AIM —
Every line must be returned precisely as it is written.

>> START

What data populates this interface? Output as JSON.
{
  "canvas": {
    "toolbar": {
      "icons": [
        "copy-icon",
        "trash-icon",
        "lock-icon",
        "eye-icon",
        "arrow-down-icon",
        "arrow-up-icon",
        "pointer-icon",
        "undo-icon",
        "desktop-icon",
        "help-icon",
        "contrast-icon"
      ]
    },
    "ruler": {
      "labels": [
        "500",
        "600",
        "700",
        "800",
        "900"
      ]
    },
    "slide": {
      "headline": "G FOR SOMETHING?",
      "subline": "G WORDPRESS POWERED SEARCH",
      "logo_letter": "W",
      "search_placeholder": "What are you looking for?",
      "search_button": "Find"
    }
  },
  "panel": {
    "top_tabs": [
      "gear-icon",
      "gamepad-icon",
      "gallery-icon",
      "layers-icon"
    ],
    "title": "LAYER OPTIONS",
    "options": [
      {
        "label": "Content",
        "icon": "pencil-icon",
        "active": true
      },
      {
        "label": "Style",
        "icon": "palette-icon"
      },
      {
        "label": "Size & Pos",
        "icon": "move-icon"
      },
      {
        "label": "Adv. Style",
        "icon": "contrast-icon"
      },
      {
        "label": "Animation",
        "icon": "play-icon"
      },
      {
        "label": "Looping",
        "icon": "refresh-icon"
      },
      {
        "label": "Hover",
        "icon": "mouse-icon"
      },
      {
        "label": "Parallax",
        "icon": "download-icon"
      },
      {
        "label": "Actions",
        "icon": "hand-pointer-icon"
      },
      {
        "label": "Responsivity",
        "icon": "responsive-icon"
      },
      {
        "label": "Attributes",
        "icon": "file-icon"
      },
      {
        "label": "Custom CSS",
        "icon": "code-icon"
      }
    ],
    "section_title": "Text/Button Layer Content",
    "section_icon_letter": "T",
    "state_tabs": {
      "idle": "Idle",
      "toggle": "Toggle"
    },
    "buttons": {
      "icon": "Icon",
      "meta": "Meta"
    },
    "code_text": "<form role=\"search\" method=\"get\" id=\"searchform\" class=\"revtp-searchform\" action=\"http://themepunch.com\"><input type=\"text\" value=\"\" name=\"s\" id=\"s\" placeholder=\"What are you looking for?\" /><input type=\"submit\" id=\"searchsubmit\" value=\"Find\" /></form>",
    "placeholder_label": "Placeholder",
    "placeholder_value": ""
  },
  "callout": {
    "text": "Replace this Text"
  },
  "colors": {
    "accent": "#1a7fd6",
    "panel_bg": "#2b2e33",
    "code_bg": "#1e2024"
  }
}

>> END

FINISHED ANSWER —
What data populates this interface? Output as JSON.
{
  "canvas": {
    "toolbar": {
      "icons": [
        "copy-icon",
        "trash-icon",
        "lock-icon",
        "eye-icon",
        "arrow-down-icon",
        "arrow-up-icon",
        "pointer-icon",
        "undo-icon",
        "desktop-icon",
        "help-icon",
        "contrast-icon"
      ]
    },
    "ruler": {
      "labels": [
        "500",
        "600",
        "700",
        "800",
        "900"
      ]
    },
    "slide": {
      "headline": "G FOR SOMETHING?",
      "subline": "G WORDPRESS POWERED SEARCH",
      "logo_letter": "W",
      "search_placeholder": "What are you looking for?",
      "search_button": "Find"
    }
  },
  "panel": {
    "top_tabs": [
      "gear-icon",
      "gamepad-icon",
      "gallery-icon",
      "layers-icon"
    ],
    "title": "LAYER OPTIONS",
    "options": [
      {
        "label": "Content",
        "icon": "pencil-icon",
        "active": true
      },
      {
        "label": "Style",
        "icon": "palette-icon"
      },
      {
        "label": "Size & Pos",
        "icon": "move-icon"
      },
      {
        "label": "Adv. Style",
        "icon": "contrast-icon"
      },
      {
        "label": "Animation",
        "icon": "play-icon"
      },
      {
        "label": "Looping",
        "icon": "refresh-icon"
      },
      {
        "label": "Hover",
        "icon": "mouse-icon"
      },
      {
        "label": "Parallax",
        "icon": "download-icon"
      },
      {
        "label": "Actions",
        "icon": "hand-pointer-icon"
      },
      {
        "label": "Responsivity",
        "icon": "responsive-icon"
      },
      {
        "label": "Attributes",
        "icon": "file-icon"
      },
      {
        "label": "Custom CSS",
        "icon": "code-icon"
      }
    ],
    "section_title": "Text/Button Layer Content",
    "section_icon_letter": "T",
    "state_tabs": {
      "idle": "Idle",
      "toggle": "Toggle"
    },
    "buttons": {
      "icon": "Icon",
      "meta": "Meta"
    },
    "code_text": "<form role=\"search\" method=\"get\" id=\"searchform\" class=\"revtp-searchform\" action=\"http://themepunch.com\"><input type=\"text\" value=\"\" name=\"s\" id=\"s\" placeholder=\"What are you looking for?\" /><input type=\"submit\" id=\"searchsubmit\" value=\"Find\" /></form>",
    "placeholder_label": "Placeholder",
    "placeholder_value": ""
  },
  "callout": {
    "text": "Replace this Text"
  },
  "colors": {
    "accent": "#1a7fd6",
    "panel_bg": "#2b2e33",
    "code_bg": "#1e2024"
  }
}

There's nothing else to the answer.